(STORED DATA)
────────────────
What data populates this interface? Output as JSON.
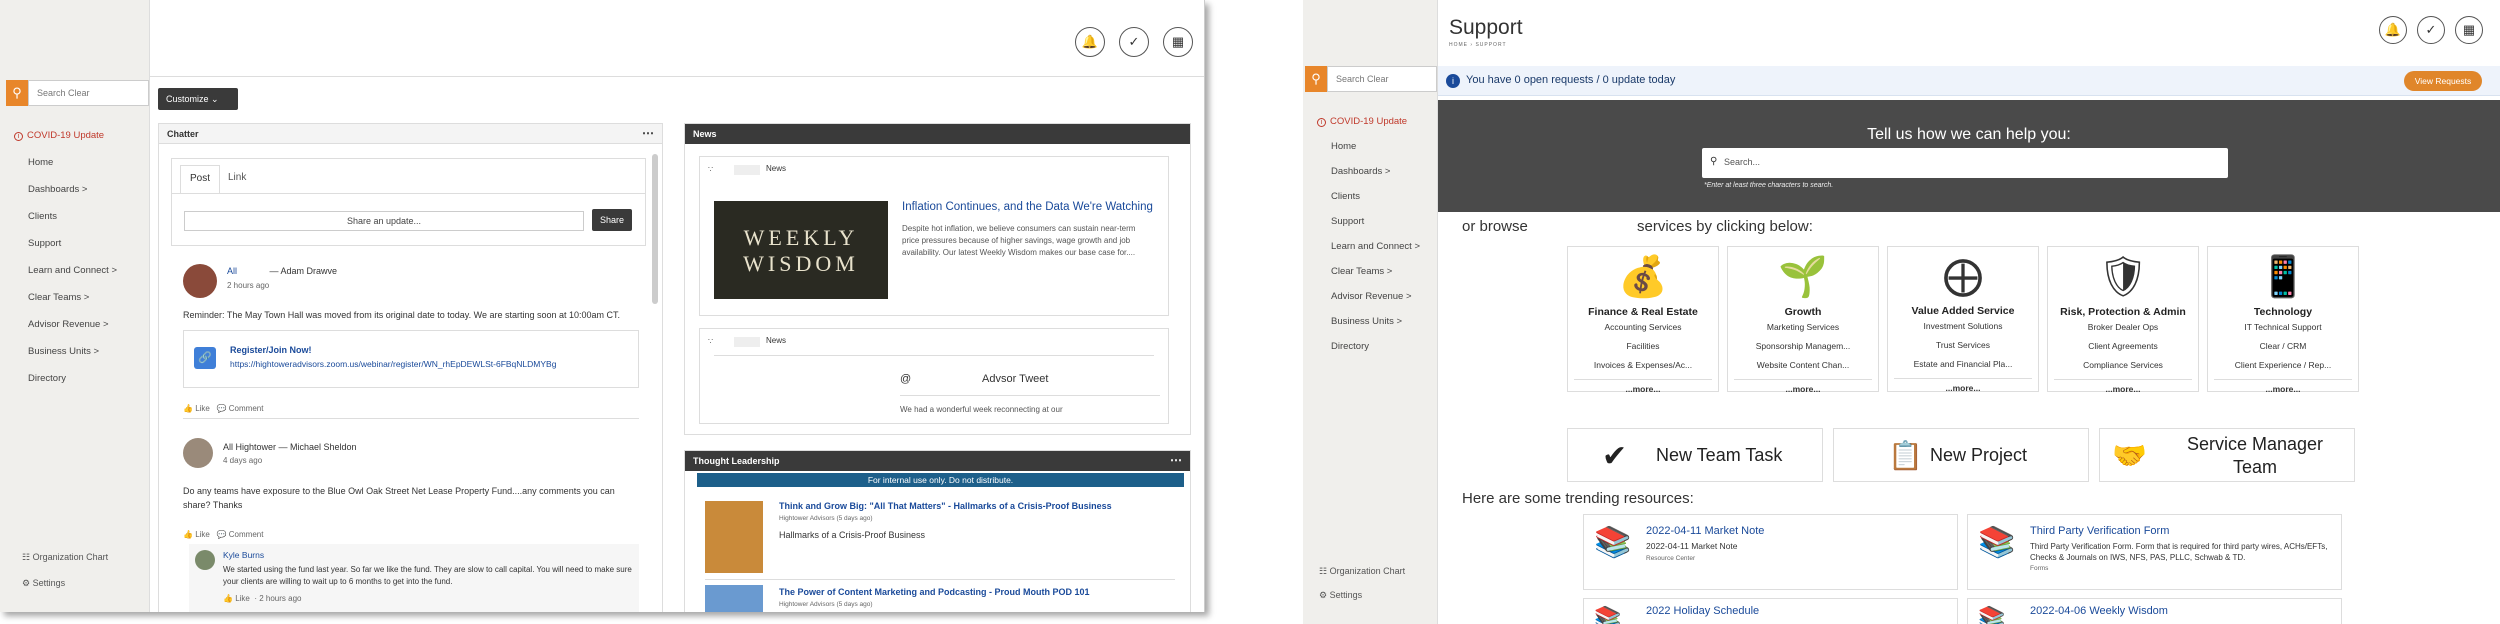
{
  "left": {
    "search": {
      "placeholder": "Search Clear"
    },
    "nav": [
      "COVID-19 Update",
      "Home",
      "Dashboards >",
      "Clients",
      "Support",
      "Learn and Connect >",
      "Clear Teams >",
      "Advisor Revenue >",
      "Business Units >",
      "Directory"
    ],
    "bottom": {
      "org": "Organization Chart",
      "settings": "Settings"
    },
    "customize": "Customize",
    "chatter": {
      "title": "Chatter",
      "tab_post": "Post",
      "tab_link": "Link",
      "share_placeholder": "Share an update...",
      "share_btn": "Share",
      "post1": {
        "to": "All",
        "author": "— Adam Drawve",
        "time": "2 hours ago",
        "text": "Reminder: The May Town Hall was moved from its original date to today. We are starting soon at 10:00am CT.",
        "link_title": "Register/Join Now!",
        "link_url": "https://hightoweradvisors.zoom.us/webinar/register/WN_rhEpDEWLSt-6FBqNLDMYBg",
        "like": "Like",
        "comment": "Comment"
      },
      "post2": {
        "to": "All Hightower — Michael Sheldon",
        "time": "4 days ago",
        "text": "Do any teams have exposure to the Blue Owl Oak Street Net Lease Property Fund....any comments you can share? Thanks",
        "like": "Like",
        "comment": "Comment"
      },
      "reply": {
        "author": "Kyle Burns",
        "text": "We started using the fund last year. So far we like the fund. They are slow to call capital. You will need to make sure your clients are willing to wait up to 6 months to get into the fund.",
        "like": "Like",
        "time": "2 hours ago"
      }
    },
    "news": {
      "title": "News",
      "card1_label": "News",
      "thumb_text": "WEEKLY WISDOM",
      "headline": "Inflation Continues, and the Data We're Watching",
      "summary": "Despite hot inflation, we believe consumers can sustain near-term price pressures because of higher savings, wage growth and job availability. Our latest Weekly Wisdom makes our base case for....",
      "card2_label": "News",
      "tweet_at": "@",
      "tweet_title": "Advsor Tweet",
      "tweet_text": "We had a wonderful week reconnecting at our"
    },
    "thought": {
      "title": "Thought Leadership",
      "banner": "For internal use only. Do not distribute.",
      "item1_title": "Think and Grow Big: \"All That Matters\" - Hallmarks of a Crisis-Proof Business",
      "item1_meta": "Hightower Advisors (5 days ago)",
      "item1_text": "Hallmarks of a Crisis-Proof Business",
      "item2_title": "The Power of Content Marketing and Podcasting - Proud Mouth POD 101",
      "item2_meta": "Hightower Advisors (5 days ago)"
    }
  },
  "right": {
    "title": "Support",
    "breadcrumb": "HOME › SUPPORT",
    "search": {
      "placeholder": "Search Clear"
    },
    "nav": [
      "COVID-19 Update",
      "Home",
      "Dashboards >",
      "Clients",
      "Support",
      "Learn and Connect >",
      "Clear Teams >",
      "Advisor Revenue >",
      "Business Units >",
      "Directory"
    ],
    "bottom": {
      "org": "Organization Chart",
      "settings": "Settings"
    },
    "notice": "You have 0 open requests / 0 update today",
    "view_requests": "View Requests",
    "hero_title": "Tell us how we can help you:",
    "hero_placeholder": "Search...",
    "hero_hint": "*Enter at least three characters to search.",
    "browse_a": "or browse",
    "browse_b": "services by clicking below:",
    "tiles": [
      {
        "title": "Finance & Real Estate",
        "items": [
          "Accounting Services",
          "Facilities",
          "Invoices & Expenses/Ac..."
        ],
        "more": "...more..."
      },
      {
        "title": "Growth",
        "items": [
          "Marketing Services",
          "Sponsorship Managem...",
          "Website Content Chan..."
        ],
        "more": "...more..."
      },
      {
        "title": "Value Added Service",
        "items": [
          "Investment Solutions",
          "Trust Services",
          "Estate and Financial Pla..."
        ],
        "more": "...more..."
      },
      {
        "title": "Risk, Protection & Admin",
        "items": [
          "Broker Dealer Ops",
          "Client Agreements",
          "Compliance Services"
        ],
        "more": "...more..."
      },
      {
        "title": "Technology",
        "items": [
          "IT Technical Support",
          "Clear / CRM",
          "Client Experience / Rep..."
        ],
        "more": "...more..."
      }
    ],
    "actions": [
      "New Team Task",
      "New Project",
      "Service Manager Team"
    ],
    "trending_title": "Here are some trending resources:",
    "resources": [
      {
        "title": "2022-04-11 Market Note",
        "desc": "2022-04-11 Market Note",
        "cat": "Resource Center"
      },
      {
        "title": "Third Party Verification Form",
        "desc": "Third Party Verification Form. Form that is required for third party wires, ACHs/EFTs, Checks & Journals on IWS, NFS, PAS, PLLC, Schwab & TD.",
        "cat": "Forms"
      },
      {
        "title": "2022 Holiday Schedule",
        "desc": "",
        "cat": ""
      },
      {
        "title": "2022-04-06 Weekly Wisdom",
        "desc": "",
        "cat": ""
      }
    ]
  },
  "colors": {
    "orange": "#e8862a",
    "dark": "#3a3a3a",
    "notice_bg": "#eef3fb",
    "link": "#1a4a9a",
    "covid": "#c0392b"
  }
}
────────────────
(INSTRUCTION) Give every line of the material that includes the string "Crisis".

(WRITTEN SOLUTION)
      "item1_title": "Think and Grow Big: \"All That Matters\" - Hallmarks of a Crisis-Proof Business",
      "item1_text": "Hallmarks of a Crisis-Proof Business",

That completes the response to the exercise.